> [WRITTEN INSTRUCTION] Keep only the lines of the data below that contain "amplitude", and copy them.

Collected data
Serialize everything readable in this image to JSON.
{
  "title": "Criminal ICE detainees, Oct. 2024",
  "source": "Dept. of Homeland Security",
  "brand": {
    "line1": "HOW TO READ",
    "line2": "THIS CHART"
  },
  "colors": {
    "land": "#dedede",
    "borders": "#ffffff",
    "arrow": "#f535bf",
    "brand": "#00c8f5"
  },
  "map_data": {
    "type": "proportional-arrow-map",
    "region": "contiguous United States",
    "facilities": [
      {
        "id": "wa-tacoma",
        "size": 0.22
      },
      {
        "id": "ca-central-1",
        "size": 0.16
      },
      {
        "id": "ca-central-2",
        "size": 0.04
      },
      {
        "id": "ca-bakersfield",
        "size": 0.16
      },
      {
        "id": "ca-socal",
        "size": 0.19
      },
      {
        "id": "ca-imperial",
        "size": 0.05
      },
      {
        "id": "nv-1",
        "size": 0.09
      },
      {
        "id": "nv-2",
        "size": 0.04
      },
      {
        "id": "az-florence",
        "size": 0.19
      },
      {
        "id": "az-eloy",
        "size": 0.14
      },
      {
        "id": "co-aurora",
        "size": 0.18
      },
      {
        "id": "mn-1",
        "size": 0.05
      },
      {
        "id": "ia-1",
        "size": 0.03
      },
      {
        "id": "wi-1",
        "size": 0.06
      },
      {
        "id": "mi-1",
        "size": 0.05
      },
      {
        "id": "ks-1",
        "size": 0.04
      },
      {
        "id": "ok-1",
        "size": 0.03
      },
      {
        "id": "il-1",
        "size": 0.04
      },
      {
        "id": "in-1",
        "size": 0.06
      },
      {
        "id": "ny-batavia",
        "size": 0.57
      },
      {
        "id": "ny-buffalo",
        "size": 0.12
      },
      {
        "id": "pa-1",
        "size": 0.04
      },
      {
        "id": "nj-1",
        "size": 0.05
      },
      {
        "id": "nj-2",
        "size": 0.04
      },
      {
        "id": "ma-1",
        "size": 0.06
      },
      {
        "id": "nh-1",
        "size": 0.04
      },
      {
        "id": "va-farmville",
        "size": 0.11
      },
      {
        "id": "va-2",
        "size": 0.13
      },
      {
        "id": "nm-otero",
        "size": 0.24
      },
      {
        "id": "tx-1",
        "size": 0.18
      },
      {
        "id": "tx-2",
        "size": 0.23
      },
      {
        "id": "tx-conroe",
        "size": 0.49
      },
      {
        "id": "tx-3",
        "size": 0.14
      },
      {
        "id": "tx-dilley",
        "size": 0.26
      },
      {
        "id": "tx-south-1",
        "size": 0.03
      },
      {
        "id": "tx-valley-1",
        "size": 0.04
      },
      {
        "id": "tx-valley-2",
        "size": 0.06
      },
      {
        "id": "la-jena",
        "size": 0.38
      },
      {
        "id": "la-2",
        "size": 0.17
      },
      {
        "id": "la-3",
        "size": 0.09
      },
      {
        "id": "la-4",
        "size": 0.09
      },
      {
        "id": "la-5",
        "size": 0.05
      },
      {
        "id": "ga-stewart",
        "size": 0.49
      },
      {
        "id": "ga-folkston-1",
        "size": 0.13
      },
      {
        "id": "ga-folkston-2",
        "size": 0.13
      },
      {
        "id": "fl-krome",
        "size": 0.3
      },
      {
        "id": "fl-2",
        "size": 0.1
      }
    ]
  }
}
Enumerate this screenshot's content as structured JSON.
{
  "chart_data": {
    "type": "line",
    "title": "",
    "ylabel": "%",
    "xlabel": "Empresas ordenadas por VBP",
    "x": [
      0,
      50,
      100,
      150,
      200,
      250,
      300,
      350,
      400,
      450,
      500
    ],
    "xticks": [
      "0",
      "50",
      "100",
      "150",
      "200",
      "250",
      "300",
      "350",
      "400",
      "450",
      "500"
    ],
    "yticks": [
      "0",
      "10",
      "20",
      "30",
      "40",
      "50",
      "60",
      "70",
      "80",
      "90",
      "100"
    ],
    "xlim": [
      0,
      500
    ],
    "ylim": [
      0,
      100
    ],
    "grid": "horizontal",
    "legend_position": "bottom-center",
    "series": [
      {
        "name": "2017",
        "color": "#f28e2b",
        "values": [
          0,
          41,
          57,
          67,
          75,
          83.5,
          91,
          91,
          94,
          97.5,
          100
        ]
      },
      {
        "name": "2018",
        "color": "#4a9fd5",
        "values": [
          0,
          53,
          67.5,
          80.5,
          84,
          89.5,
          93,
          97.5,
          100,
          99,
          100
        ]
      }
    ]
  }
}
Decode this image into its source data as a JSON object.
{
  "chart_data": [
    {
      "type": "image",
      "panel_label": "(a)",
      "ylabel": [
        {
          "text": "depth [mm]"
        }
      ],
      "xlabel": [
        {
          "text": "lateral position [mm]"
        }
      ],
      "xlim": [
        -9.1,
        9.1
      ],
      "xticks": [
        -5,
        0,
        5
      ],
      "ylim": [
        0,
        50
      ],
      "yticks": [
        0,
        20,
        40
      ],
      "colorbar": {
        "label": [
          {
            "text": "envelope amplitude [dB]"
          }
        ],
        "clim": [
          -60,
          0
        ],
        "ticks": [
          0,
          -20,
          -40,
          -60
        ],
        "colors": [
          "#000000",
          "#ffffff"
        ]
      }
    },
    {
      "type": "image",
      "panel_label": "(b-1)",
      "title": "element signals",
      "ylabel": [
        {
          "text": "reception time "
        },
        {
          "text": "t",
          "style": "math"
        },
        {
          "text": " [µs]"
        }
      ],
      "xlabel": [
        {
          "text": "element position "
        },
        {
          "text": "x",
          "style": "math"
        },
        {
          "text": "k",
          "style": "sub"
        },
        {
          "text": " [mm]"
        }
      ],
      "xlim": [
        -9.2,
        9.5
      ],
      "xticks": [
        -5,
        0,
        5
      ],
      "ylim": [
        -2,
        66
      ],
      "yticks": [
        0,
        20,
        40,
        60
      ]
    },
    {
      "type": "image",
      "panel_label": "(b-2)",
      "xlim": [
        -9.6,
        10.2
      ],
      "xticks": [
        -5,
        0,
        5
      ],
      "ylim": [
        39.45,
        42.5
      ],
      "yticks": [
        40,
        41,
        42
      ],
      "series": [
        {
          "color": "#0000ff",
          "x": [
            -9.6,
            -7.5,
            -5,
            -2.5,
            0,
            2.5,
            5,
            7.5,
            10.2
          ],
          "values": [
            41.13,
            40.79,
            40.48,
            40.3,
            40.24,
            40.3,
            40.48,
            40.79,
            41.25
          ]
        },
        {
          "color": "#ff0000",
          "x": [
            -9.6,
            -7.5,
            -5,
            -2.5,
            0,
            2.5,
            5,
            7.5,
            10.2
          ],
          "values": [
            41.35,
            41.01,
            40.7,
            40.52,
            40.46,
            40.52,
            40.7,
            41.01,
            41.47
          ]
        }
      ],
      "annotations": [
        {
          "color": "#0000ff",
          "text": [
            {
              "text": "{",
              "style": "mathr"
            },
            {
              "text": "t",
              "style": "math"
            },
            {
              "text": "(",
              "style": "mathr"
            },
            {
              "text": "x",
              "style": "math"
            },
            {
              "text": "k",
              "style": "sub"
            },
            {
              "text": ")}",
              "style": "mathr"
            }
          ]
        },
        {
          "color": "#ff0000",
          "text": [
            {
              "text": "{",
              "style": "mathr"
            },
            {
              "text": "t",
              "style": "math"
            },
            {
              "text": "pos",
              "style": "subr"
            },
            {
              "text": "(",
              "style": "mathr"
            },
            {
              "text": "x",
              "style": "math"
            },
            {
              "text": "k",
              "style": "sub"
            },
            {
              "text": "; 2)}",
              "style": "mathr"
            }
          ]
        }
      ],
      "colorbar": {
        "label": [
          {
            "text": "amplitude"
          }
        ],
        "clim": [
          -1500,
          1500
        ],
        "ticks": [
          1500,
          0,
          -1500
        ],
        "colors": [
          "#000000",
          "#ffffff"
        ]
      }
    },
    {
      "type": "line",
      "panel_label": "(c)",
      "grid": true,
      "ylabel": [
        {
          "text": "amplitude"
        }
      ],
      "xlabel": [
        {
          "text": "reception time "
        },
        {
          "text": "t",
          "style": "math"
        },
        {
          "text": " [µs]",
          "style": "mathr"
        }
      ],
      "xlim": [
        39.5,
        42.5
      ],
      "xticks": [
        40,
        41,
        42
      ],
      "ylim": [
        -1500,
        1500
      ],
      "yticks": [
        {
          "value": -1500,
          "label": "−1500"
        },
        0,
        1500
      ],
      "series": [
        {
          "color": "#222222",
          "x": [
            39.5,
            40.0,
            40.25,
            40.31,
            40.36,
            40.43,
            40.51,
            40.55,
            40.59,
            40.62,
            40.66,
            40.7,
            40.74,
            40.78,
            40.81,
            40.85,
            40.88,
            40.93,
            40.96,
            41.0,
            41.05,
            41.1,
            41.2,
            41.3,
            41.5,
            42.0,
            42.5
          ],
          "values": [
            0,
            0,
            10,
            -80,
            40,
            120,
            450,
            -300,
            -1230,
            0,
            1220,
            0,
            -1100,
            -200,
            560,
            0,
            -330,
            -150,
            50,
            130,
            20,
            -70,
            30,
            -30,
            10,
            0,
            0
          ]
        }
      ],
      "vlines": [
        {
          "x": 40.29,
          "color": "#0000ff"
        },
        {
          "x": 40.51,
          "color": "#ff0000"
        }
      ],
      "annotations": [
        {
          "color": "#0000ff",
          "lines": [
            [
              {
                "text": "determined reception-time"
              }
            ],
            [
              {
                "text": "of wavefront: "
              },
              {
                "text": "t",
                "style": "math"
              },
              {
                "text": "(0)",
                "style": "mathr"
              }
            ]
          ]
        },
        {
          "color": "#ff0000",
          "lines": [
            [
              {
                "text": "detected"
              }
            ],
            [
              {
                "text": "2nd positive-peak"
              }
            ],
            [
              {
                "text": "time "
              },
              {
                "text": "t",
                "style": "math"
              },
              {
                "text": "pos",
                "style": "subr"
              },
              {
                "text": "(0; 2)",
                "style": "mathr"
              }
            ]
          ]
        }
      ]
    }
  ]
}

> [WORKED ANSWER]
            "text": "envelope amplitude [dB]"
            "text": "amplitude"
          "text": "amplitude"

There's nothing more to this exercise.